→ **EXERCISE REQUIREMENTS**: Count up the lines in the following listing that hold the word "Standards", then give only that count.

--

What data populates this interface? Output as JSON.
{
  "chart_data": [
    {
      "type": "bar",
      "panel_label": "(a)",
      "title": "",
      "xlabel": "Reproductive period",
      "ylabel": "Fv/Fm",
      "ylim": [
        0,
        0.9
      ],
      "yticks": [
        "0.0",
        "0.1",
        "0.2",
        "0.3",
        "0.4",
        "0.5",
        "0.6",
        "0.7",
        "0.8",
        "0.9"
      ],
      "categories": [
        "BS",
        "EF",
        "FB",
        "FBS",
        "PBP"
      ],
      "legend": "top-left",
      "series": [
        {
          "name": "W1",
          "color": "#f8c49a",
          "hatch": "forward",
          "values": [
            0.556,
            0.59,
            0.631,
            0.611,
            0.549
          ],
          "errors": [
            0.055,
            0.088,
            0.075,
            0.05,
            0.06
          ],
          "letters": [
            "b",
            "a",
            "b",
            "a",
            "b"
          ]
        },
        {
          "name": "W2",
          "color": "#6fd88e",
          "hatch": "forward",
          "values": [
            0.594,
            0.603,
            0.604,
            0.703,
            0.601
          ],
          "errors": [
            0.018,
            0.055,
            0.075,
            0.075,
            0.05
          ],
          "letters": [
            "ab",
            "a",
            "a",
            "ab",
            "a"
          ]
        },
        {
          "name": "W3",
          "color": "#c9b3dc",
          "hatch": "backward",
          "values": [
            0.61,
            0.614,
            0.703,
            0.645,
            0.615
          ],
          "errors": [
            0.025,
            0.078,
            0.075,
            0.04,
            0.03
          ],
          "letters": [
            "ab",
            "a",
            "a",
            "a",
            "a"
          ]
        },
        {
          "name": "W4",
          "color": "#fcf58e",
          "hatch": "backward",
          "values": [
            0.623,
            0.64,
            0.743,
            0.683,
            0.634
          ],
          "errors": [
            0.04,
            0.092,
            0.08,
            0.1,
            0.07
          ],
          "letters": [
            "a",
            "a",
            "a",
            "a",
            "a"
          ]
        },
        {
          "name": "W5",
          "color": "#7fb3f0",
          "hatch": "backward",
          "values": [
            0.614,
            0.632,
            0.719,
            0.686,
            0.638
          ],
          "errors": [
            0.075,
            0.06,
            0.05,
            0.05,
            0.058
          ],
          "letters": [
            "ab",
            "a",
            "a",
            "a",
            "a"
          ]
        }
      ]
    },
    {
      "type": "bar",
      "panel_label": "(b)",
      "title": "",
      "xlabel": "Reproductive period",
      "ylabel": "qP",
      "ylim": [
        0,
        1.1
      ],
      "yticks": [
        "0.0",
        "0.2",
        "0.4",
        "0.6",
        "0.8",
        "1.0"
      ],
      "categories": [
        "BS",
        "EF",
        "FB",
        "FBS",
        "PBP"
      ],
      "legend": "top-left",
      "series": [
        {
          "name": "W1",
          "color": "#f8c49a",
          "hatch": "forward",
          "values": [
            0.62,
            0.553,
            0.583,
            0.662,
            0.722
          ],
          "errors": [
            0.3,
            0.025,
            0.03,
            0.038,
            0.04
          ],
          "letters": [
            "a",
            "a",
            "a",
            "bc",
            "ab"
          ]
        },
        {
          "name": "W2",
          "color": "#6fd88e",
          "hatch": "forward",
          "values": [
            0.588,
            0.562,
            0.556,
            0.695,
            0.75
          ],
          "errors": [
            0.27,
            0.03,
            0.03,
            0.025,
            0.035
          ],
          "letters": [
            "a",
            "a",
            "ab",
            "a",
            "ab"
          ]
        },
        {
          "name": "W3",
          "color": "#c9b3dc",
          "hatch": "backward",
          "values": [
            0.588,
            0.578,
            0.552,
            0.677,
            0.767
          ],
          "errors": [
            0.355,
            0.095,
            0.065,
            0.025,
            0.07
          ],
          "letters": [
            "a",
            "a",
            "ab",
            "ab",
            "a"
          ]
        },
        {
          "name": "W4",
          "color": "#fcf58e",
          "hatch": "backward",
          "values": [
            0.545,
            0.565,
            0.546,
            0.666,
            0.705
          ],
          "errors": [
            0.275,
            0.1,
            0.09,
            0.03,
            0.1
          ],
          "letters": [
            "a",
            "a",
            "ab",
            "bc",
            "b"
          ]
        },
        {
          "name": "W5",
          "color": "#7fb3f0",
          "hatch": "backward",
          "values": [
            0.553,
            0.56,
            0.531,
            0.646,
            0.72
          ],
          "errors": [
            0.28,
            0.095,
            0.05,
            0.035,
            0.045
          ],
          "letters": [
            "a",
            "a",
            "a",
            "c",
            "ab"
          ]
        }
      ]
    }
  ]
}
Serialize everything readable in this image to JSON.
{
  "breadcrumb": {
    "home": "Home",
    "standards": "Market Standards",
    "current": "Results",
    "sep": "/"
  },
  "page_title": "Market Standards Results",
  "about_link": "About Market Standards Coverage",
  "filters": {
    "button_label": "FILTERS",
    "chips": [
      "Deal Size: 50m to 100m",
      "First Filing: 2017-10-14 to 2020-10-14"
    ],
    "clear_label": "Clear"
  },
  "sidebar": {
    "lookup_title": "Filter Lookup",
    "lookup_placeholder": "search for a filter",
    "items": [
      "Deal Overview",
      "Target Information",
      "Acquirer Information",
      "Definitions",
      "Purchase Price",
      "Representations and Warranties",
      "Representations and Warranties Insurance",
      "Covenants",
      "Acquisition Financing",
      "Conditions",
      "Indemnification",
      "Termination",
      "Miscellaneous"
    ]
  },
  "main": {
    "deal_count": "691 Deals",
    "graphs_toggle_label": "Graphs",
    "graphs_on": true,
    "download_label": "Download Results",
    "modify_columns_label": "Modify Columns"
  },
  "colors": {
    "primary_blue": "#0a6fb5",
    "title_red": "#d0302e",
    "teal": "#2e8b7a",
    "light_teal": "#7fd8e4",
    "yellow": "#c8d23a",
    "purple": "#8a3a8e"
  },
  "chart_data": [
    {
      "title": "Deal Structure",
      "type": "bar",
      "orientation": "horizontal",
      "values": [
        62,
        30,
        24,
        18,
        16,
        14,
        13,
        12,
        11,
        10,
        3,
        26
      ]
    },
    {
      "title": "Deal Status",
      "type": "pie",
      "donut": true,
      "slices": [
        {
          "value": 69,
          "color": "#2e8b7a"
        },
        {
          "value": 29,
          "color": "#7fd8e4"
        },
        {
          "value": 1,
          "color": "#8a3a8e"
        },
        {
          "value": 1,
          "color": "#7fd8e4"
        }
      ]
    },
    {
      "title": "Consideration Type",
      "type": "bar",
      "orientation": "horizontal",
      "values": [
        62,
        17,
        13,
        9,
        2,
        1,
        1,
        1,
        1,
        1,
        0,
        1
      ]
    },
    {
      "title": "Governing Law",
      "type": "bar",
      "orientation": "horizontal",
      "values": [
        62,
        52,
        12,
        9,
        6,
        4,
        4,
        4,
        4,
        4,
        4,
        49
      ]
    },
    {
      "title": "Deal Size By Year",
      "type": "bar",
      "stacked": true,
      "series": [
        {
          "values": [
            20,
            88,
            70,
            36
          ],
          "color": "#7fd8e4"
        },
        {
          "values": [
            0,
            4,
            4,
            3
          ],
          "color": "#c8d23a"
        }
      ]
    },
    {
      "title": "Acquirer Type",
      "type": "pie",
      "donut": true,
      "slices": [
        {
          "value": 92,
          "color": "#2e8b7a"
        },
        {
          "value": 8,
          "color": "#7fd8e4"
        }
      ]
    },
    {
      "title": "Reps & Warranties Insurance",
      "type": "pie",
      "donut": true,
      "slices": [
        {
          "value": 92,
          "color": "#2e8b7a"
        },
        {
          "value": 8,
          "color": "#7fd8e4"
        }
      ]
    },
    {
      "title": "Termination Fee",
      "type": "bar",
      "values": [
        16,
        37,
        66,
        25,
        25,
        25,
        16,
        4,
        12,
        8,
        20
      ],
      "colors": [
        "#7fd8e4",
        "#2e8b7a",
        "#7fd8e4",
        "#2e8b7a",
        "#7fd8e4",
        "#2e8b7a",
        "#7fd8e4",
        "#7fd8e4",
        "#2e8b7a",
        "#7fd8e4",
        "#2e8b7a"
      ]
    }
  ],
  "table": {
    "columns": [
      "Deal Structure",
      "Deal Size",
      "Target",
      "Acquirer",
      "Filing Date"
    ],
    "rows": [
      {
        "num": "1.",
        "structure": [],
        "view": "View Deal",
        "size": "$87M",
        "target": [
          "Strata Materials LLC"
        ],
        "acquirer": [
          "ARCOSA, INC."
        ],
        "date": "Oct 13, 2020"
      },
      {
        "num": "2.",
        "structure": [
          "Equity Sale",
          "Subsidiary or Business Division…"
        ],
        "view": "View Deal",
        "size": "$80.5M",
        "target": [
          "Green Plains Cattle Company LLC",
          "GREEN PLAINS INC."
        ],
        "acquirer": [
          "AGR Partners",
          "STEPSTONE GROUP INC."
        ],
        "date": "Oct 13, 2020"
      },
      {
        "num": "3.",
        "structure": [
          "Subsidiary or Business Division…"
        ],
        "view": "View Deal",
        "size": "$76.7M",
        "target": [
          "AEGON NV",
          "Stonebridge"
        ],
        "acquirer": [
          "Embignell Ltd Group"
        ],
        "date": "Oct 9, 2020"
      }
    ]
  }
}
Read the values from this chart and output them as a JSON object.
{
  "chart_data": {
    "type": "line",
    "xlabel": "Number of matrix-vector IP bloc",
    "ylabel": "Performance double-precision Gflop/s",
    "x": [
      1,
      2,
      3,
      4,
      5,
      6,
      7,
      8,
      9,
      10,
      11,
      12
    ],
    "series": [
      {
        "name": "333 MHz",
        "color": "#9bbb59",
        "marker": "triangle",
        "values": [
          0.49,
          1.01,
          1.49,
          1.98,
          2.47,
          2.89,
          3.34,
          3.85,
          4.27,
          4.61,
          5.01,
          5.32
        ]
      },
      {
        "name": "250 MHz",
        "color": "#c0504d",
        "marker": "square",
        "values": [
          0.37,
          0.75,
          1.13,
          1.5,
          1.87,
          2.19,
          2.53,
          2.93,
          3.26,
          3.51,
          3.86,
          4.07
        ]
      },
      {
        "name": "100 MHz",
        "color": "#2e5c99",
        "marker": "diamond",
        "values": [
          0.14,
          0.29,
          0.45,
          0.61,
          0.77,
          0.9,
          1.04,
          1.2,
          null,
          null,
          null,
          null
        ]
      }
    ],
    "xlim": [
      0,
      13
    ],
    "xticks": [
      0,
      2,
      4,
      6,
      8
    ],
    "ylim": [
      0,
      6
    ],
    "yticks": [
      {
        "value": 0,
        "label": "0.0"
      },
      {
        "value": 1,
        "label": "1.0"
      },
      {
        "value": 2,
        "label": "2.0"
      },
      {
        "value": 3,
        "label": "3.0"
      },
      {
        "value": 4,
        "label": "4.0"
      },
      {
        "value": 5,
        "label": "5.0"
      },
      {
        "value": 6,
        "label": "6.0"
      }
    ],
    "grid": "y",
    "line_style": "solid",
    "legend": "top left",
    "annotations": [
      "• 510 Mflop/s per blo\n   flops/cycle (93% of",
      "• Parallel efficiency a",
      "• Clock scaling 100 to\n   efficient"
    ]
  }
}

--

→ **RESPONSE TO THIS TASK**: 3